**Given exercise**
Render everything in the listing from the line containing "y-axis-label-3000: 3000 xyxy=(13,217,59,239)" down to the line containing "gridline-4000 xyxy=(67,66,1595,67)" as a Markdown table with the columns Row and Entry, leaving out any blank lines. Include only those lines.

[Annotated region listings]
## Start

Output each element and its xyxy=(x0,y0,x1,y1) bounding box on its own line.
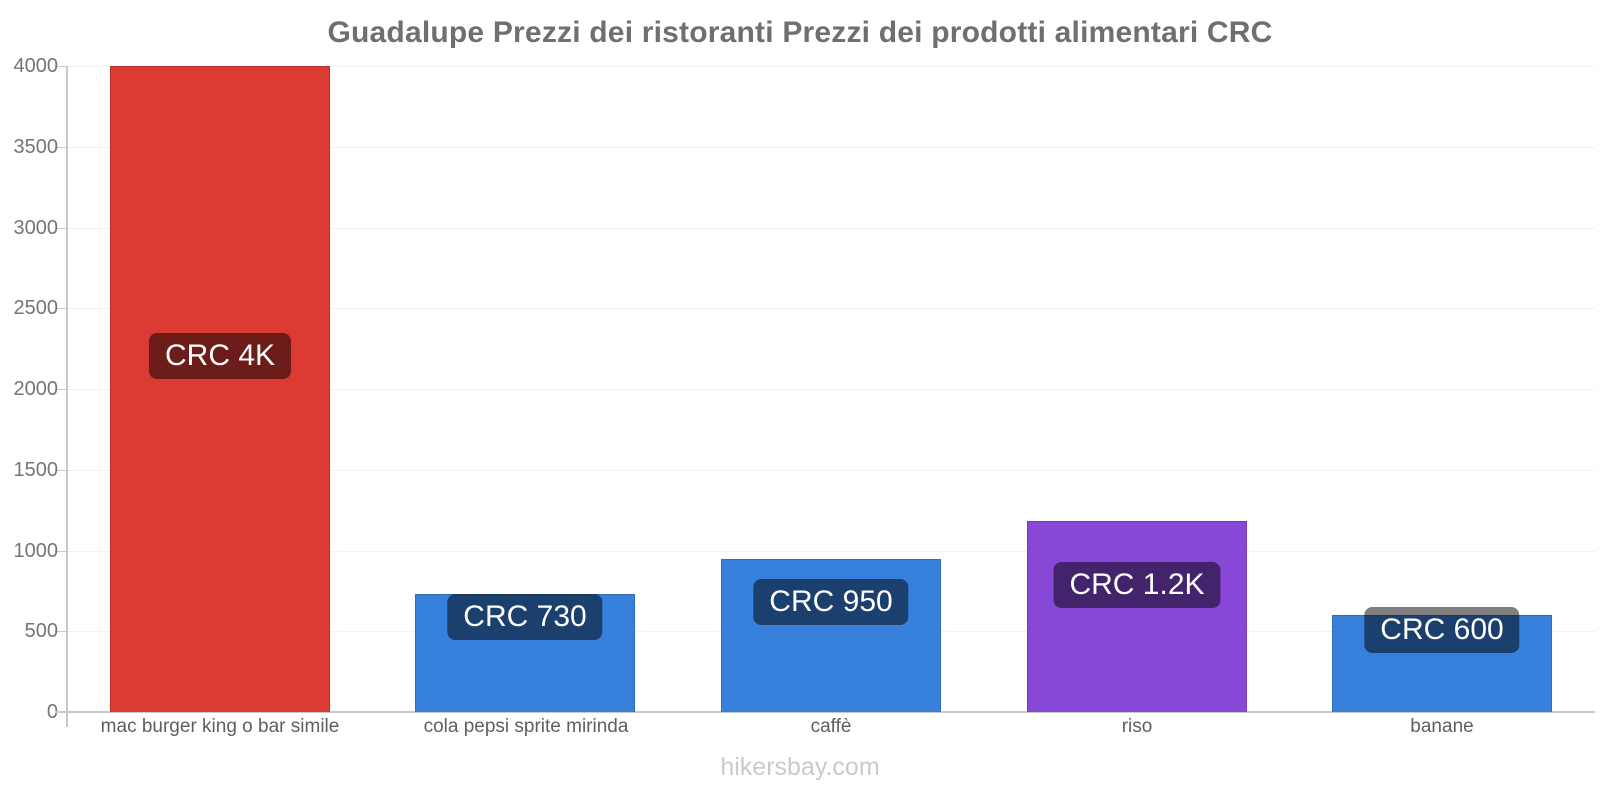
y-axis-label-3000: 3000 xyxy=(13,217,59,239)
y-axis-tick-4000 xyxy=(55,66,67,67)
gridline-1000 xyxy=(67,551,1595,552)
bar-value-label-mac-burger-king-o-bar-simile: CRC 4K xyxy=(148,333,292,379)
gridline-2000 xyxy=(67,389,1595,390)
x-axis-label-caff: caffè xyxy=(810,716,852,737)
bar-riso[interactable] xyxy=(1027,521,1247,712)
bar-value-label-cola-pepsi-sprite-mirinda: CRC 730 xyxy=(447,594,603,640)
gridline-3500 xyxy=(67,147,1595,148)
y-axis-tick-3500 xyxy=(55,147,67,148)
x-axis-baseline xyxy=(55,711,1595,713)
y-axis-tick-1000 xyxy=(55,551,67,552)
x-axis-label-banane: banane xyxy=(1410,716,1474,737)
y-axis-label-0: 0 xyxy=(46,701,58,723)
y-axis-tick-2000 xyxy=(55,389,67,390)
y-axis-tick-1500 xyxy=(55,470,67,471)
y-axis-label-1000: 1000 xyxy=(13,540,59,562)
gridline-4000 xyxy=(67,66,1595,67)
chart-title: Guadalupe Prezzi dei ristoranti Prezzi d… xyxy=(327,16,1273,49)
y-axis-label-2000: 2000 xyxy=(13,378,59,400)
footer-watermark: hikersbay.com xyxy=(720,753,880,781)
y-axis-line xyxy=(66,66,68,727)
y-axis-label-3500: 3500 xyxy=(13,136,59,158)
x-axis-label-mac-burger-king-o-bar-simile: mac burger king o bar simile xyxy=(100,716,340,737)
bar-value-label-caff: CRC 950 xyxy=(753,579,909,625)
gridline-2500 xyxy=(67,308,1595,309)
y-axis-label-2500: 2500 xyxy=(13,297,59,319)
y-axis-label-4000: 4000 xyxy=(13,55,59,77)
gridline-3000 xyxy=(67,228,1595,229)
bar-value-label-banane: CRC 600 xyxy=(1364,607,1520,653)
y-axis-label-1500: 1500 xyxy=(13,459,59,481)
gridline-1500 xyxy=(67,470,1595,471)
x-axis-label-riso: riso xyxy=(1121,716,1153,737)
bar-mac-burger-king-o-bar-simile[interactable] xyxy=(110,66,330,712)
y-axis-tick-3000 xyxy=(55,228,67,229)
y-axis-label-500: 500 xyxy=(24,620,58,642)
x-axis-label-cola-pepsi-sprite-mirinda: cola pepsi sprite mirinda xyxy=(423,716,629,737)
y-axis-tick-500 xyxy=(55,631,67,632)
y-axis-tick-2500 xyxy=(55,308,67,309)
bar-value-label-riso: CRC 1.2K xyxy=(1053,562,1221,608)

## End
## Start

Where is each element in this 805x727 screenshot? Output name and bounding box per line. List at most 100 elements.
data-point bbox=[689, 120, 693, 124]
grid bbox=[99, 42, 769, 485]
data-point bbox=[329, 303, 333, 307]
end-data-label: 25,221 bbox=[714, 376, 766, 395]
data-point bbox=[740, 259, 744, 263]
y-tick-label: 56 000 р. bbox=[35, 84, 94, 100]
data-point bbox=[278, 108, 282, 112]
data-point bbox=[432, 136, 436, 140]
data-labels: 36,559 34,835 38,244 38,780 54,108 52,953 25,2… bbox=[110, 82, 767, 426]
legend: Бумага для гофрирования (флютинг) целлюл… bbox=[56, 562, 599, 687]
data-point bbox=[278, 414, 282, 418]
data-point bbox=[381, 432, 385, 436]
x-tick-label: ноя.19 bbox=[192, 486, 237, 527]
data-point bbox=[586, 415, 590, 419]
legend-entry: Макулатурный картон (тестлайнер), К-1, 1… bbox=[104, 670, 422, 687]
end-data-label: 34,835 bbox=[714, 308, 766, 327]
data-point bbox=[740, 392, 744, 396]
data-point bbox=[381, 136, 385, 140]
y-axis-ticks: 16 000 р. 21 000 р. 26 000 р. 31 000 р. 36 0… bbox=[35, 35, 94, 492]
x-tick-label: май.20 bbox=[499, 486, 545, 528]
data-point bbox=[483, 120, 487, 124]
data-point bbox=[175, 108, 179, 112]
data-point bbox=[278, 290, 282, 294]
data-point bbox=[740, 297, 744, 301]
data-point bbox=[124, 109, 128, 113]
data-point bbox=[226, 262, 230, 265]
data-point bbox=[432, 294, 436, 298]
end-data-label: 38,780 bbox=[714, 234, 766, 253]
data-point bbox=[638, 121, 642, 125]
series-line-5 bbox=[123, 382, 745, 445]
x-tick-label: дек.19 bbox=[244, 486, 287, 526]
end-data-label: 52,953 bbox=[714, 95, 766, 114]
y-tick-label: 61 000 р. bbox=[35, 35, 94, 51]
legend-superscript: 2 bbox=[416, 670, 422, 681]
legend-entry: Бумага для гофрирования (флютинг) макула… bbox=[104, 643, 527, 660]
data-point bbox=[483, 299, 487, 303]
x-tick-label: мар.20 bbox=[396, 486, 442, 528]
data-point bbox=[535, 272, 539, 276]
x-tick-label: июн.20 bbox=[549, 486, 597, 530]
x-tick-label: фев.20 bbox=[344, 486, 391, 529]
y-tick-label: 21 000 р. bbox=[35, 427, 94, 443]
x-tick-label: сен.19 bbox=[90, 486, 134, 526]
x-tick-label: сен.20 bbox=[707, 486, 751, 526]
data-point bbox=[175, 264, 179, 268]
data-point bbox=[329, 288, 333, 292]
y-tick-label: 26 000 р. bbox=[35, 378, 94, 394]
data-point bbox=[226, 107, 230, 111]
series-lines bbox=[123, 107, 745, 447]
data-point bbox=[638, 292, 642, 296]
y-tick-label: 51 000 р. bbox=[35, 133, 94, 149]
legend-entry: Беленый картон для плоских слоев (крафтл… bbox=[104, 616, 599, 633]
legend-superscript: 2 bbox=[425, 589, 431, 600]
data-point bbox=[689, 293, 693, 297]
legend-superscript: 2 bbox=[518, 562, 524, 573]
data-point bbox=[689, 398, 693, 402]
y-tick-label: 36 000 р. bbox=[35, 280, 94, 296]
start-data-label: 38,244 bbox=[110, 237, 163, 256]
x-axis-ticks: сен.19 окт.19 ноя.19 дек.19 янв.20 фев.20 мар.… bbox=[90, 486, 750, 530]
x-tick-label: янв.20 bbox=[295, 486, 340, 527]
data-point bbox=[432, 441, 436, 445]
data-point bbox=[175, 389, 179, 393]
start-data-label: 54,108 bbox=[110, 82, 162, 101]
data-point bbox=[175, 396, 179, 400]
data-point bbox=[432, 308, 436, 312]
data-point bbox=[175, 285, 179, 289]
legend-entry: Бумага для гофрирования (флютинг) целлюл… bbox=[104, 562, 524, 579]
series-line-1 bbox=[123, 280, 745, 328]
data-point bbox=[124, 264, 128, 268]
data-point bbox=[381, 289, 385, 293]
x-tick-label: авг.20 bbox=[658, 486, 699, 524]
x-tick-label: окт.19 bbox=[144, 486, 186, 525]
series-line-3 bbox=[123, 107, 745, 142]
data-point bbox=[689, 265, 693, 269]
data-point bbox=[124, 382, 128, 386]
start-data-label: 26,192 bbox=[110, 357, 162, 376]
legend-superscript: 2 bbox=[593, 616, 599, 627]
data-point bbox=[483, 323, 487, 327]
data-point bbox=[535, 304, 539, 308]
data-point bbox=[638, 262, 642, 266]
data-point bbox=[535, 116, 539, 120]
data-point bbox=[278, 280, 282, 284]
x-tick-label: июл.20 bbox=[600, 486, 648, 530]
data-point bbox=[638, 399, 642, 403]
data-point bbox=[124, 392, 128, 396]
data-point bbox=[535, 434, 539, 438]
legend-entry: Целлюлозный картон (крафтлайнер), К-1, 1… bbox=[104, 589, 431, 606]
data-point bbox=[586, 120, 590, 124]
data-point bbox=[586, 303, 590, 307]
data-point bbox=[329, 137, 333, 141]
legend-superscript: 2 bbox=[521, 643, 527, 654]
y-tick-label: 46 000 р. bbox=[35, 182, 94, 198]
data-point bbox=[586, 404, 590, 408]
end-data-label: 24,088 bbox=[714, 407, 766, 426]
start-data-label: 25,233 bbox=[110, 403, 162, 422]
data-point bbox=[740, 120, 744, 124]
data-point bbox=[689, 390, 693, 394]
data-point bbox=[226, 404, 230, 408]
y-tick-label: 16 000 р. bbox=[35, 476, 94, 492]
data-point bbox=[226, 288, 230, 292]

## End
## Start

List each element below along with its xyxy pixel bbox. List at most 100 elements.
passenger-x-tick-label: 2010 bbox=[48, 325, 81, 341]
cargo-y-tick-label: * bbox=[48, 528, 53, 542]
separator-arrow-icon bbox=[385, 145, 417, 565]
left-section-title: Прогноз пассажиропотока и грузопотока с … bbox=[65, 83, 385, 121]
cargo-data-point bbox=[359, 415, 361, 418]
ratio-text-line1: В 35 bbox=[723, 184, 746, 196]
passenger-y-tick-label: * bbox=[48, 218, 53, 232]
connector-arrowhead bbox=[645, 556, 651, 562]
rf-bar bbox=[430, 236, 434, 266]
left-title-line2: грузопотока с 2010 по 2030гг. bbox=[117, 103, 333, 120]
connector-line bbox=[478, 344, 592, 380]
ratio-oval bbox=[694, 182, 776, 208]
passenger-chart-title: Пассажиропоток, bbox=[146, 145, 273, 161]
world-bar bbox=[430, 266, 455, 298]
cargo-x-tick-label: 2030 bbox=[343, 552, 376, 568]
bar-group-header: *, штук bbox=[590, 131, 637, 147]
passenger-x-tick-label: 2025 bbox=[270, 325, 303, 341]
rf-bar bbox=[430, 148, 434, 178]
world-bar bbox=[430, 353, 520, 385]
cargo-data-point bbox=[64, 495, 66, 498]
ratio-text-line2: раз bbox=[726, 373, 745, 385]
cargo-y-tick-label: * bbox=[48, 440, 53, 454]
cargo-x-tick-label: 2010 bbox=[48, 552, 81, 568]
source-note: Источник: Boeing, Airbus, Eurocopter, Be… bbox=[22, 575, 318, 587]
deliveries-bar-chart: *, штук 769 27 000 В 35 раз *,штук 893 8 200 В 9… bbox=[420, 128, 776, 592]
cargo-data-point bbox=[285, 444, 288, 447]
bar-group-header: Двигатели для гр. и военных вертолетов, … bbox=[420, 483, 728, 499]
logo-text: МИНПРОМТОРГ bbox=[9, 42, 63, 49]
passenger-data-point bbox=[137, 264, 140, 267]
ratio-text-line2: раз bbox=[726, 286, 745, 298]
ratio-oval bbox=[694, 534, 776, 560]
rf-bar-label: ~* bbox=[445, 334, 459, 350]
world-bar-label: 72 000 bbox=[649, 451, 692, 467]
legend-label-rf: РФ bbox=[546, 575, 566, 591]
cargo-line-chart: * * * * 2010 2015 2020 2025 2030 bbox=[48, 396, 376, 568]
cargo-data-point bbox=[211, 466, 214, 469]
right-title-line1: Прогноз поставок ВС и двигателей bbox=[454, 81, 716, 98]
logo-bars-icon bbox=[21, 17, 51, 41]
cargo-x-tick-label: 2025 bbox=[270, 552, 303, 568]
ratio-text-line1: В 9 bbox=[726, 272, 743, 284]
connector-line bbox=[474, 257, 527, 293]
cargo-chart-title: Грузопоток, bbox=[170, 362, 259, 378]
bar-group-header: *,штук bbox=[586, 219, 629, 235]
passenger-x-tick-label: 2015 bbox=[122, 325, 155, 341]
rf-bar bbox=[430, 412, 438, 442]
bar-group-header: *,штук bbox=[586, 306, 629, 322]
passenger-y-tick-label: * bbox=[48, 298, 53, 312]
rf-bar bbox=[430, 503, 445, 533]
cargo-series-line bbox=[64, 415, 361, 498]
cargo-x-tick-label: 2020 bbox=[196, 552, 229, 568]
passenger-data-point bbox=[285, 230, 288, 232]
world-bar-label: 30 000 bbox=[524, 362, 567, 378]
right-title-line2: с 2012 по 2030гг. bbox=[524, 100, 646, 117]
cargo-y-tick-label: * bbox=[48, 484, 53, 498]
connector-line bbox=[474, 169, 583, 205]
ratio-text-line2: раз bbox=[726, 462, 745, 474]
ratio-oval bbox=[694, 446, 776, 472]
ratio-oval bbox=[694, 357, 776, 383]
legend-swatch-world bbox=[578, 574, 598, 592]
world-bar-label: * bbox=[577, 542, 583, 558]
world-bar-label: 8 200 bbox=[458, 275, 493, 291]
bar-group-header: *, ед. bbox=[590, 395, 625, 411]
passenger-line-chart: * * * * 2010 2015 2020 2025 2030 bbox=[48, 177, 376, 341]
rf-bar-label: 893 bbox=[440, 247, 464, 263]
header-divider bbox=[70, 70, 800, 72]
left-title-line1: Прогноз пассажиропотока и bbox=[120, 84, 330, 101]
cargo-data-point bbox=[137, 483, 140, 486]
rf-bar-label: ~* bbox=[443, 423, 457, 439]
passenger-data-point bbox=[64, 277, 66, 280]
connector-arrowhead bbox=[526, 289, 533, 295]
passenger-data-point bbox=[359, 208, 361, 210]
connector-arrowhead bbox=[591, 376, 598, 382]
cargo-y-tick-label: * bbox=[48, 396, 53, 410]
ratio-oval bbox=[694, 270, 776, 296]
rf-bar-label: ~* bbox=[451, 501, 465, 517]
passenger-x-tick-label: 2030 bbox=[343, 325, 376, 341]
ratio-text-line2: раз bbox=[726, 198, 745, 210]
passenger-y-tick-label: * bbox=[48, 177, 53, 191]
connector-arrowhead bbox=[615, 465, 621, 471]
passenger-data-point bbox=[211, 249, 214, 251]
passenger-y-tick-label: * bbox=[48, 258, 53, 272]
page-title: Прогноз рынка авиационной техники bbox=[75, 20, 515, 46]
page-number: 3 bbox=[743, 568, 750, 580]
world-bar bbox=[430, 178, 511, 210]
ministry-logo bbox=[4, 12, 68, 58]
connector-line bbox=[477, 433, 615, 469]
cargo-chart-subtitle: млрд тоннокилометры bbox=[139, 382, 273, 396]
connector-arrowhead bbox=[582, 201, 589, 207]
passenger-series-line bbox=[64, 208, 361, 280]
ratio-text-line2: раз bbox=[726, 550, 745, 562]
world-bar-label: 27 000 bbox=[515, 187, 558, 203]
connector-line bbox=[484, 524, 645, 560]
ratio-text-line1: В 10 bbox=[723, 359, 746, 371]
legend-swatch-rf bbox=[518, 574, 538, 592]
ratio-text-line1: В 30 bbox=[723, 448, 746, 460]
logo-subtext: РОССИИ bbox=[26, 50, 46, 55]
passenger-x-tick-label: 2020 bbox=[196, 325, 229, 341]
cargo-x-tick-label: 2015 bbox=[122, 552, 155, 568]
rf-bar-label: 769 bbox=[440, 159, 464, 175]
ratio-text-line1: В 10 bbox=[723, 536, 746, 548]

## End

**Response for this exercise**
| Row | Entry |
|---|---|
| 1 | y-axis-label-3000: 3000 xyxy=(13,217,59,239) |
| 2 | y-axis-tick-4000 xyxy=(55,66,67,67) |
| 3 | gridline-1000 xyxy=(67,551,1595,552) |
| 4 | bar-value-label-mac-burger-king-o-bar-simile: CRC 4K xyxy=(148,333,292,379) |
| 5 | gridline-2000 xyxy=(67,389,1595,390) |
| 6 | x-axis-label-caff: caffè xyxy=(810,716,852,737) |
| 7 | bar-riso[interactable] xyxy=(1027,521,1247,712) |
| 8 | bar-value-label-cola-pepsi-sprite-mirinda: CRC 730 xyxy=(447,594,603,640) |
| 9 | gridline-3500 xyxy=(67,147,1595,148) |
| 10 | y-axis-tick-3500 xyxy=(55,147,67,148) |
| 11 | x-axis-baseline xyxy=(55,711,1595,713) |
| 12 | y-axis-tick-1000 xyxy=(55,551,67,552) |
| 13 | x-axis-label-banane: banane xyxy=(1410,716,1474,737) |
| 14 | y-axis-label-0: 0 xyxy=(46,701,58,723) |
| 15 | y-axis-tick-2000 xyxy=(55,389,67,390) |
| 16 | y-axis-tick-1500 xyxy=(55,470,67,471) |
| 17 | y-axis-label-1000: 1000 xyxy=(13,540,59,562) |
| 18 | gridline-4000 xyxy=(67,66,1595,67) |